┌──

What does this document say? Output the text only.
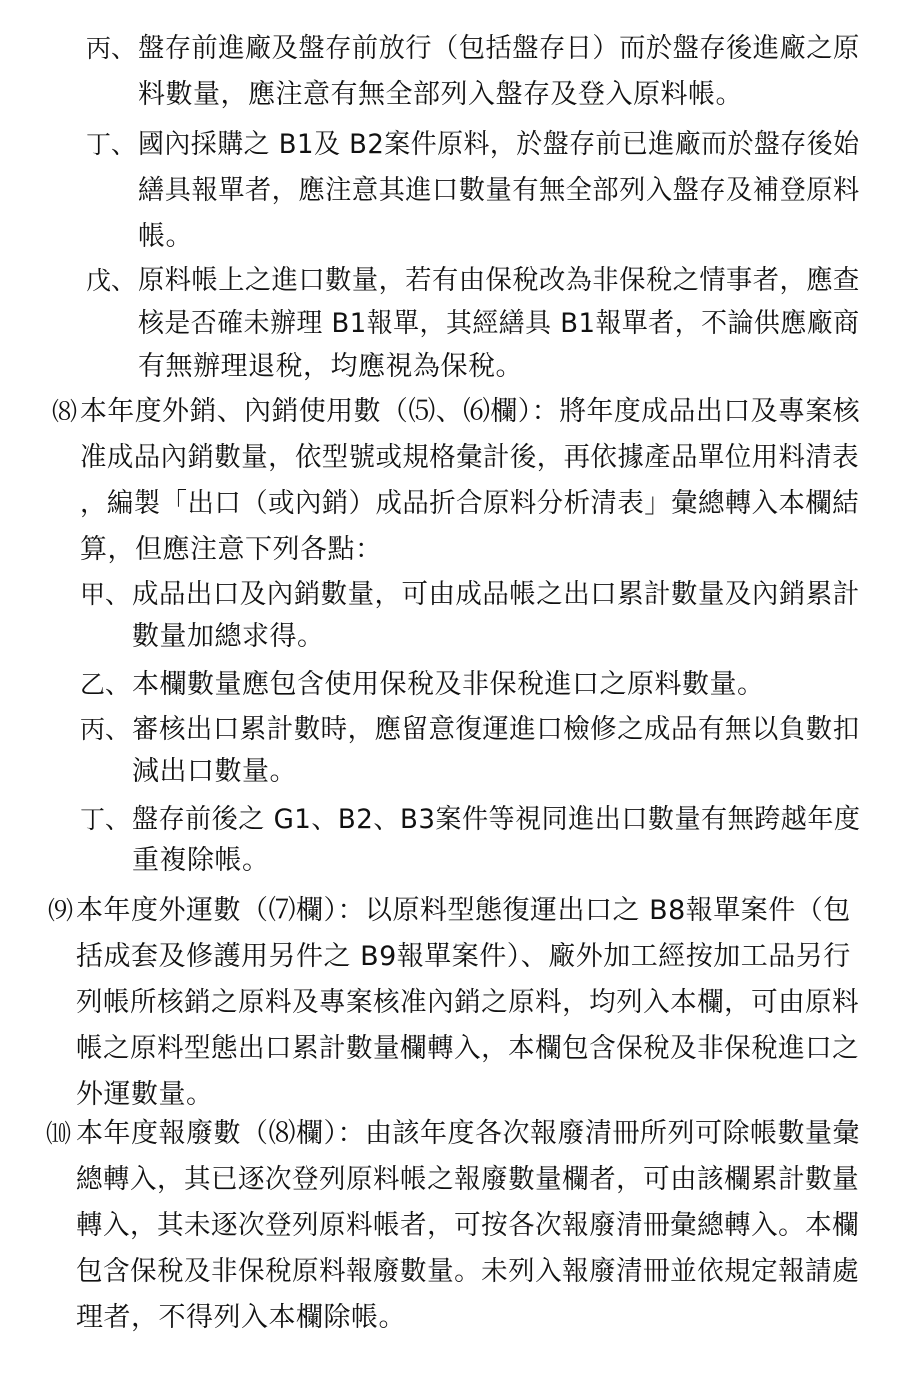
丙、 盤存前進廠及盤存前放行（包括盤存日）而於盤存後進廠之原
料數量，應注意有無全部列入盤存及登入原料帳。
丁、 國內採購之 B1及 B2案件原料，於盤存前已進廠而於盤存後始
繕具報單者，應注意其進口數量有無全部列入盤存及補登原料
帳。
戊、 原料帳上之進口數量，若有由保稅改為非保稅之情事者，應查
核是否確未辦理 B1報單，其經繕具 B1報單者，不論供應廠商
有無辦理退稅，均應視為保稅。
⑻ 本年度外銷、內銷使用數（⑸、⑹欄）：將年度成品出口及專案核
准成品內銷數量，依型號或規格彙計後，再依據產品單位用料清表
，編製「出口（或內銷）成品折合原料分析清表」彙總轉入本欄結
算，但應注意下列各點：
甲、 成品出口及內銷數量，可由成品帳之出口累計數量及內銷累計
數量加總求得。
乙、 本欄數量應包含使用保稅及非保稅進口之原料數量。
丙、 審核出口累計數時，應留意復運進口檢修之成品有無以負數扣
減出口數量。
丁、 盤存前後之 G1、B2、B3案件等視同進出口數量有無跨越年度
重複除帳。
⑼ 本年度外運數（⑺欄）：以原料型態復運出口之 B8報單案件（包
括成套及修護用另件之 B9報單案件）、廠外加工經按加工品另行
列帳所核銷之原料及專案核准內銷之原料，均列入本欄，可由原料
帳之原料型態出口累計數量欄轉入，本欄包含保稅及非保稅進口之
外運數量。
⑽ 本年度報廢數（⑻欄）：由該年度各次報廢清冊所列可除帳數量彙
總轉入，其已逐次登列原料帳之報廢數量欄者，可由該欄累計數量
轉入，其未逐次登列原料帳者，可按各次報廢清冊彙總轉入。本欄
包含保稅及非保稅原料報廢數量。未列入報廢清冊並依規定報請處
理者，不得列入本欄除帳。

└──

→ PROBLEM DESCRIPTION
Write out all the records again, exactly, minus any pictures.

→ COMPLETED EXERCISE
What does this document say? Output the text only.
丙、 盤存前進廠及盤存前放行（包括盤存日）而於盤存後進廠之原
料數量，應注意有無全部列入盤存及登入原料帳。
丁、 國內採購之 B1及 B2案件原料，於盤存前已進廠而於盤存後始
繕具報單者，應注意其進口數量有無全部列入盤存及補登原料
帳。
戊、 原料帳上之進口數量，若有由保稅改為非保稅之情事者，應查
核是否確未辦理 B1報單，其經繕具 B1報單者，不論供應廠商
有無辦理退稅，均應視為保稅。
⑻ 本年度外銷、內銷使用數（⑸、⑹欄）：將年度成品出口及專案核
准成品內銷數量，依型號或規格彙計後，再依據產品單位用料清表
，編製「出口（或內銷）成品折合原料分析清表」彙總轉入本欄結
算，但應注意下列各點：
甲、 成品出口及內銷數量，可由成品帳之出口累計數量及內銷累計
數量加總求得。
乙、 本欄數量應包含使用保稅及非保稅進口之原料數量。
丙、 審核出口累計數時，應留意復運進口檢修之成品有無以負數扣
減出口數量。
丁、 盤存前後之 G1、B2、B3案件等視同進出口數量有無跨越年度
重複除帳。
⑼ 本年度外運數（⑺欄）：以原料型態復運出口之 B8報單案件（包
括成套及修護用另件之 B9報單案件）、廠外加工經按加工品另行
列帳所核銷之原料及專案核准內銷之原料，均列入本欄，可由原料
帳之原料型態出口累計數量欄轉入，本欄包含保稅及非保稅進口之
外運數量。
⑽ 本年度報廢數（⑻欄）：由該年度各次報廢清冊所列可除帳數量彙
總轉入，其已逐次登列原料帳之報廢數量欄者，可由該欄累計數量
轉入，其未逐次登列原料帳者，可按各次報廢清冊彙總轉入。本欄
包含保稅及非保稅原料報廢數量。未列入報廢清冊並依規定報請處
理者，不得列入本欄除帳。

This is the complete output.